- STATED PROBLEM -
Without the images, print all the entries below exactly as given.

↓↓↓

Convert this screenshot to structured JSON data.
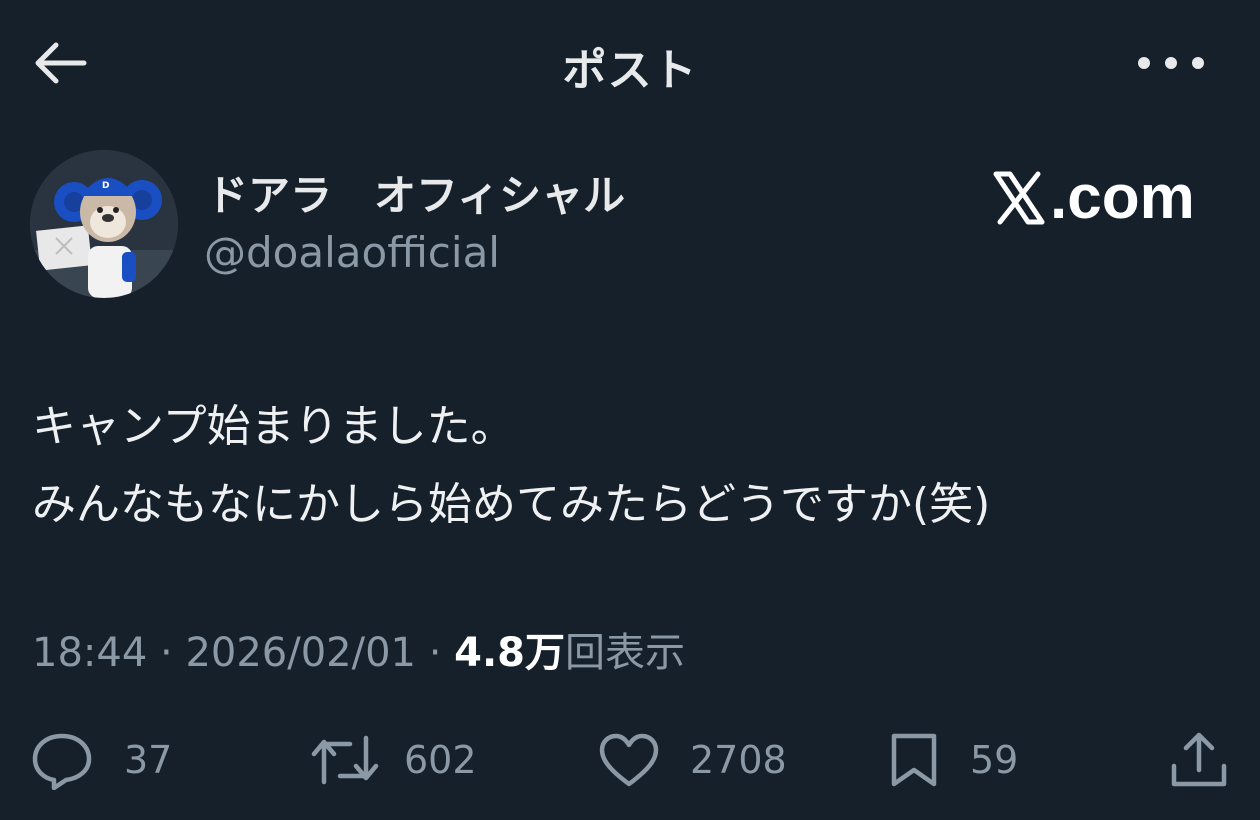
{
  "header": {
    "title": "ポスト",
    "back_icon": "arrow-left-icon",
    "more_icon": "more-horizontal-icon"
  },
  "author": {
    "display_name": "ドアラ　オフィシャル",
    "handle": "@doalaofficial"
  },
  "watermark": {
    "text": ".com",
    "logo": "x-logo"
  },
  "post": {
    "lines": [
      "キャンプ始まりました。",
      "みんなもなにかしら始めてみたらどうですか(笑)"
    ]
  },
  "meta": {
    "time": "18:44",
    "separator": "·",
    "date": "2026/02/01",
    "views_count": "4.8万",
    "views_label": "回表示"
  },
  "actions": {
    "replies": "37",
    "reposts": "602",
    "likes": "2708",
    "bookmarks": "59"
  },
  "colors": {
    "background": "#15202b",
    "text": "#e7e9ea",
    "muted": "#8b98a5",
    "team_blue": "#1a4fc4"
  }
}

↑↑↑

- TASK RESULT -
Convert this screenshot to structured JSON data.
{
  "header": {
    "title": "ポスト",
    "back_icon": "arrow-left-icon",
    "more_icon": "more-horizontal-icon"
  },
  "author": {
    "display_name": "ドアラ　オフィシャル",
    "handle": "@doalaofficial"
  },
  "watermark": {
    "text": ".com",
    "logo": "x-logo"
  },
  "post": {
    "lines": [
      "キャンプ始まりました。",
      "みんなもなにかしら始めてみたらどうですか(笑)"
    ]
  },
  "meta": {
    "time": "18:44",
    "separator": "·",
    "date": "2026/02/01",
    "views_count": "4.8万",
    "views_label": "回表示"
  },
  "actions": {
    "replies": "37",
    "reposts": "602",
    "likes": "2708",
    "bookmarks": "59"
  },
  "colors": {
    "background": "#15202b",
    "text": "#e7e9ea",
    "muted": "#8b98a5",
    "team_blue": "#1a4fc4"
  }
}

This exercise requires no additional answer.